> [EXERCISE DIRECTIONS] Find every line of the listing below where "definition" appears, and copy it.
============
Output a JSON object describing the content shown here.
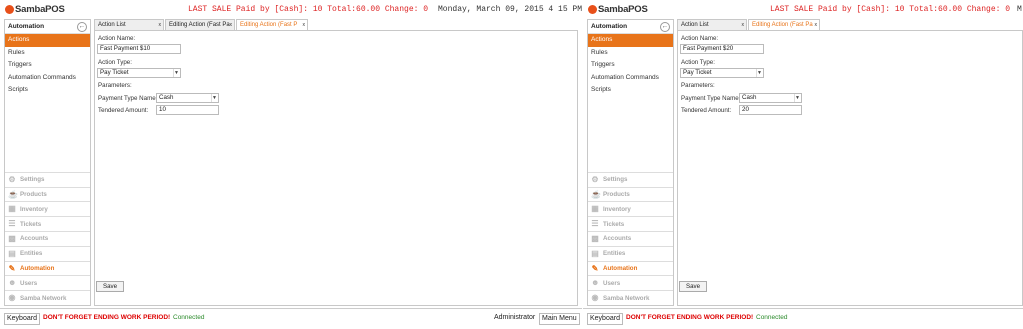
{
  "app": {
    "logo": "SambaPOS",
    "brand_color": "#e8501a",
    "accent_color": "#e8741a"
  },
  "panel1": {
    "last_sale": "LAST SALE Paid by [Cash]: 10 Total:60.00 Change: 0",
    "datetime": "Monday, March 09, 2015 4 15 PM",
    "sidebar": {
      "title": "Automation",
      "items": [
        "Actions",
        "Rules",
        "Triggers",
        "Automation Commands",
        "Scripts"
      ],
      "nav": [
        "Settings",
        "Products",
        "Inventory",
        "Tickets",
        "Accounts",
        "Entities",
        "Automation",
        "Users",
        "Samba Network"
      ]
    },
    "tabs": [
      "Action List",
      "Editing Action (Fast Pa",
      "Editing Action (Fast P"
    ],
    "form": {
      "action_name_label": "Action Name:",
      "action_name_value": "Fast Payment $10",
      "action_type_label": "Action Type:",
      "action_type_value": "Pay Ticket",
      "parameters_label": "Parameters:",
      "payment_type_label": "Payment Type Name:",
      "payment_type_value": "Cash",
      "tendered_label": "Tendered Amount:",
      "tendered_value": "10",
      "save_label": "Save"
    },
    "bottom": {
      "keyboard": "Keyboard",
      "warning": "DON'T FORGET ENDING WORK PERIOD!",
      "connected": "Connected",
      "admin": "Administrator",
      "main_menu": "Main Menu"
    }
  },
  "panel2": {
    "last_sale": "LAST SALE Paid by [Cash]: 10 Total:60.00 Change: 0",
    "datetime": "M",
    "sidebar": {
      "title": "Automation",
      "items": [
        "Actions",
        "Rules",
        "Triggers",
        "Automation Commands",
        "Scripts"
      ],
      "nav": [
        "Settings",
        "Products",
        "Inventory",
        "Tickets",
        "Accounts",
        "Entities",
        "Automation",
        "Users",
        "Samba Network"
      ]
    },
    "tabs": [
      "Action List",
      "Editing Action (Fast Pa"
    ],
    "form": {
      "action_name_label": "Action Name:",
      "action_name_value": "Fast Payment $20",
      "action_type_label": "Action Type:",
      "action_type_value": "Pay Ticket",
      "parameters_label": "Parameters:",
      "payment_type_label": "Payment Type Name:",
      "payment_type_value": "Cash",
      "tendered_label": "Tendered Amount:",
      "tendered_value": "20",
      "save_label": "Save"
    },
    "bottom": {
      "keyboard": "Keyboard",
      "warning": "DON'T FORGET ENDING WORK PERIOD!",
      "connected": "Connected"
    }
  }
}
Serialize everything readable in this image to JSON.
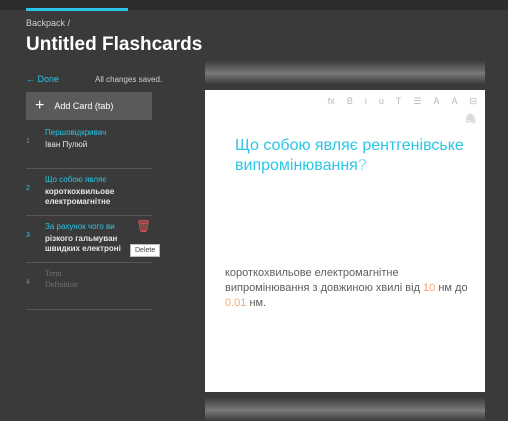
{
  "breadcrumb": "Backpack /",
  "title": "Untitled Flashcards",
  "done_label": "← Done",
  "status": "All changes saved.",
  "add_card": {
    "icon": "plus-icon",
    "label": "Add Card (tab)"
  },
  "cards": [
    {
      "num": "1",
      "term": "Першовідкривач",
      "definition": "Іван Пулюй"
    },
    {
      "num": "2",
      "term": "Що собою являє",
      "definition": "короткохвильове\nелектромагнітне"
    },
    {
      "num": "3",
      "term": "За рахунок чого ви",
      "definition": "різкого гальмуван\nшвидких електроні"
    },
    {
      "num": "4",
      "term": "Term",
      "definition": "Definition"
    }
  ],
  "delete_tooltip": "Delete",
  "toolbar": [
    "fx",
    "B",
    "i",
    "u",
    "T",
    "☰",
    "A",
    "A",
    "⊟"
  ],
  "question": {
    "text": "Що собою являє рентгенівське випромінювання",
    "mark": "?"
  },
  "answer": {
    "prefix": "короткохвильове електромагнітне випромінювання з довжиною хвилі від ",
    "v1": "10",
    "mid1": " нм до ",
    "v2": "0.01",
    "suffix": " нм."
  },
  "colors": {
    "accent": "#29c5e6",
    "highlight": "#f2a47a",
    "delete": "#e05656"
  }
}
============
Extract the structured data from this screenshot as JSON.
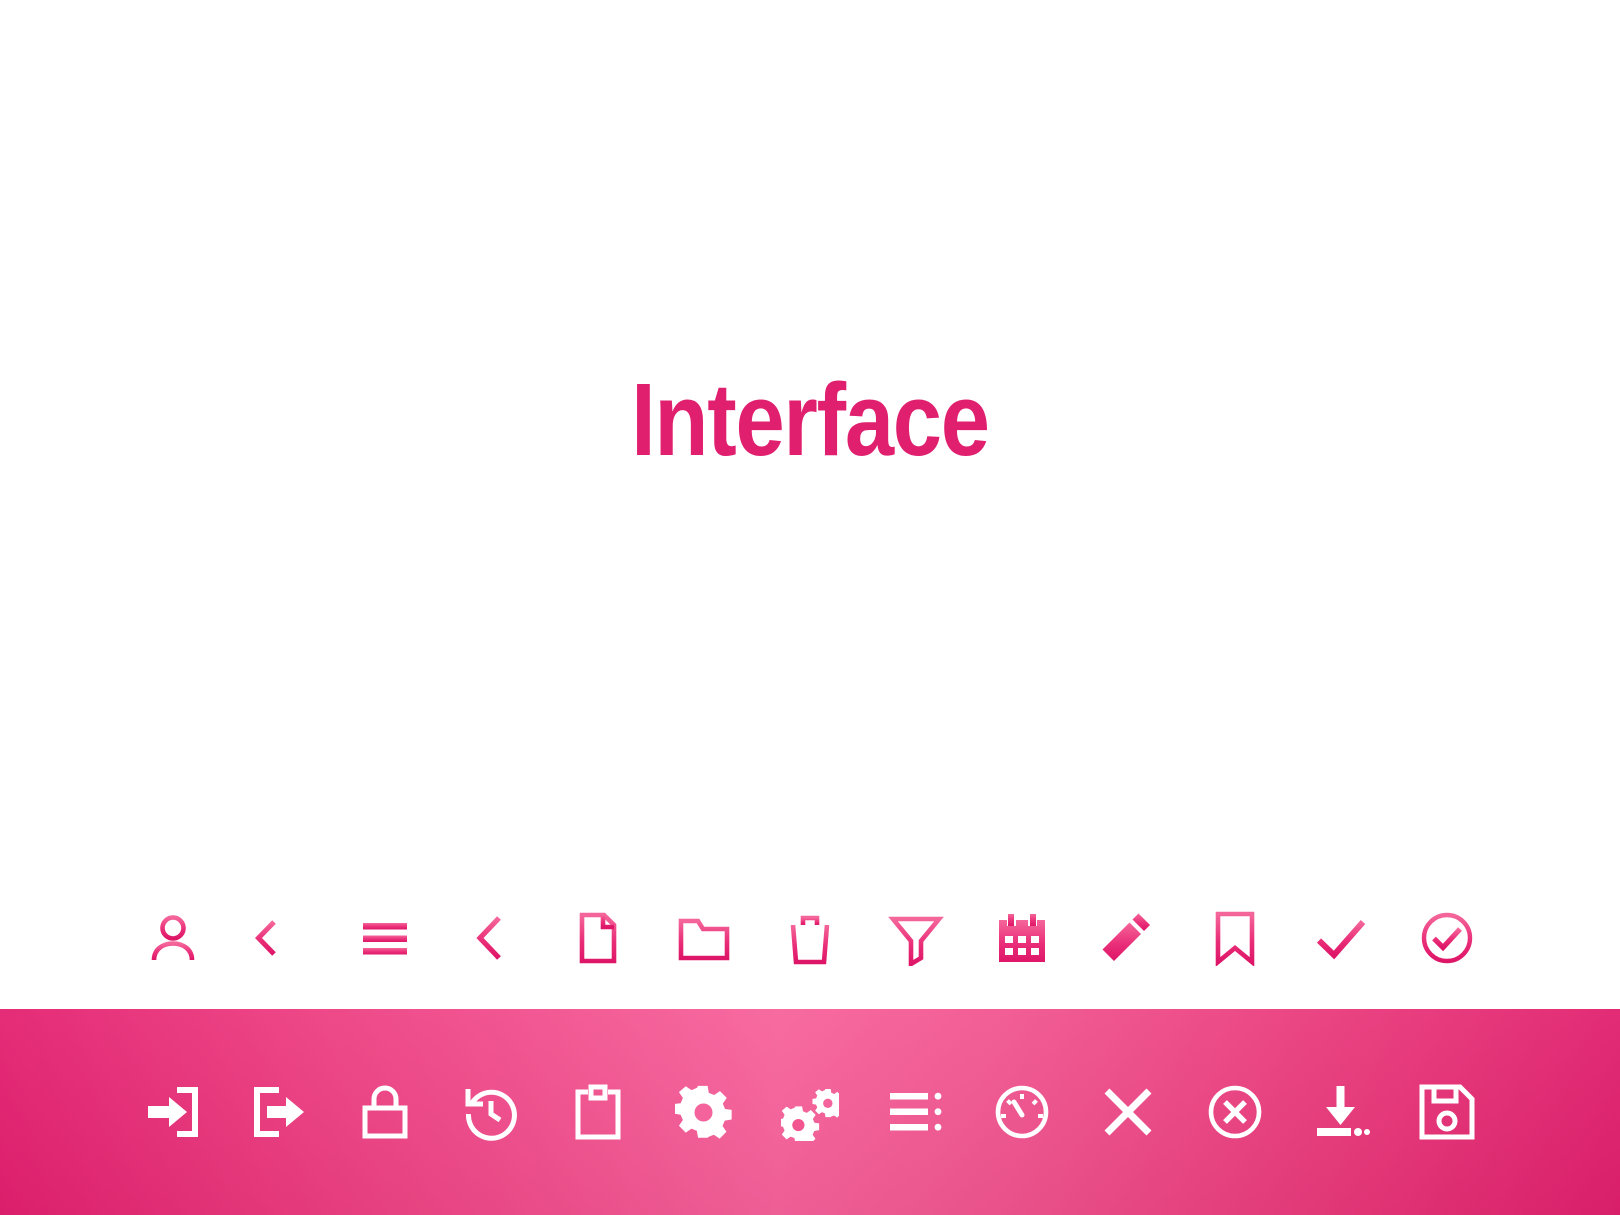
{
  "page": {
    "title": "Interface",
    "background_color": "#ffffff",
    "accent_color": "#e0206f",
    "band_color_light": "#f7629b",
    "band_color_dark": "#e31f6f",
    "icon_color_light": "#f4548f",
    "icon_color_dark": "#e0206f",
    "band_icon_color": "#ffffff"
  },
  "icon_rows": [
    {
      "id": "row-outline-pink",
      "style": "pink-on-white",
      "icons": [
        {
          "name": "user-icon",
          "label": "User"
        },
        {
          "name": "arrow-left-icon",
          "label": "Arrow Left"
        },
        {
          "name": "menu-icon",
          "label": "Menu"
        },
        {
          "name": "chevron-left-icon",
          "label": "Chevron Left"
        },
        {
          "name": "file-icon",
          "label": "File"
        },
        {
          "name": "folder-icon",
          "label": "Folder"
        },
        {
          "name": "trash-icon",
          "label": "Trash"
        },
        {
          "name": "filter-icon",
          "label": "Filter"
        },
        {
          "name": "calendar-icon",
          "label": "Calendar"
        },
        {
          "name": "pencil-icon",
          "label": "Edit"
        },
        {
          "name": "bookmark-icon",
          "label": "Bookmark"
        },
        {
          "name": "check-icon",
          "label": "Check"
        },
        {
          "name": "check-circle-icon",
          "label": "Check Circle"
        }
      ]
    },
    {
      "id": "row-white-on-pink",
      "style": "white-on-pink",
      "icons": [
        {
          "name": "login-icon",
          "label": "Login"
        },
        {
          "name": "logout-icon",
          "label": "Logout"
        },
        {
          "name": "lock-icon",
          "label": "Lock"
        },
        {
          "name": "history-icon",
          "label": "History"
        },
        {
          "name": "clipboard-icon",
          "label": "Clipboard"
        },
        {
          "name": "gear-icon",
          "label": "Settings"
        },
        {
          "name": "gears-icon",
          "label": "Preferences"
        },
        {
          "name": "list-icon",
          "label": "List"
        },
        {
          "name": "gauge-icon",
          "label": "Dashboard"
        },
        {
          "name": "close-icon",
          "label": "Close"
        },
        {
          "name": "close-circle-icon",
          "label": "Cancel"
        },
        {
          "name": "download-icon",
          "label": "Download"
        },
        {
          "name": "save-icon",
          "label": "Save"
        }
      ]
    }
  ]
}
============
> [COMPLETED EXERCISE]
      "definition": "Іван Пулюй"
      "definition": "короткохвильове\nелектромагнітне"
      "definition": "різкого гальмуван\nшвидких електроні"
      "definition": "Definition"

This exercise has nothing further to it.